Objective:
Copy out the data below verbatim.

==============================

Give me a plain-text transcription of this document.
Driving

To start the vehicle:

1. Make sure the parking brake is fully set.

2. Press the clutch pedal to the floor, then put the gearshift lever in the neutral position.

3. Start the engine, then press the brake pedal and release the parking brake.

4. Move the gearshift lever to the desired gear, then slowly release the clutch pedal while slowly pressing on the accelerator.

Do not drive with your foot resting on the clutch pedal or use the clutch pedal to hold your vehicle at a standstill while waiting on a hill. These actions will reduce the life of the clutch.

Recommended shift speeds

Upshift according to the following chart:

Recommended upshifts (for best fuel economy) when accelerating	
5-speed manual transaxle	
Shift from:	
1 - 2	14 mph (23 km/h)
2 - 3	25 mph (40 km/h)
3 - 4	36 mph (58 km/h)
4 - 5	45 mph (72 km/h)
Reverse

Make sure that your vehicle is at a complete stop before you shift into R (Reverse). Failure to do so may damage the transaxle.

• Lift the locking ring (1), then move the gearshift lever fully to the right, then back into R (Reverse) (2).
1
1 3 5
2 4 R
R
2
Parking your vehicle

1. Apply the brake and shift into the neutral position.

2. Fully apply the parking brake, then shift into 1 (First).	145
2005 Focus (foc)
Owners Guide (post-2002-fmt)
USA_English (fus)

==============================

Answer in full:
Give me a plain-text transcription of this document.
Driving

To start the vehicle:

1. Make sure the parking brake is fully set.

2. Press the clutch pedal to the floor, then put the gearshift lever in the neutral position.

3. Start the engine, then press the brake pedal and release the parking brake.

4. Move the gearshift lever to the desired gear, then slowly release the clutch pedal while slowly pressing on the accelerator.

Do not drive with your foot resting on the clutch pedal or use the clutch pedal to hold your vehicle at a standstill while waiting on a hill. These actions will reduce the life of the clutch.

Recommended shift speeds

Upshift according to the following chart:

Recommended upshifts (for best fuel economy) when accelerating	
5-speed manual transaxle	
Shift from:	
1 - 2	14 mph (23 km/h)
2 - 3	25 mph (40 km/h)
3 - 4	36 mph (58 km/h)
4 - 5	45 mph (72 km/h)
Reverse

Make sure that your vehicle is at a complete stop before you shift into R (Reverse). Failure to do so may damage the transaxle.

• Lift the locking ring (1), then move the gearshift lever fully to the right, then back into R (Reverse) (2).
1
1 3 5
2 4 R
R
2
Parking your vehicle

1. Apply the brake and shift into the neutral position.

2. Fully apply the parking brake, then shift into 1 (First).	145
2005 Focus (foc)
Owners Guide (post-2002-fmt)
USA_English (fus)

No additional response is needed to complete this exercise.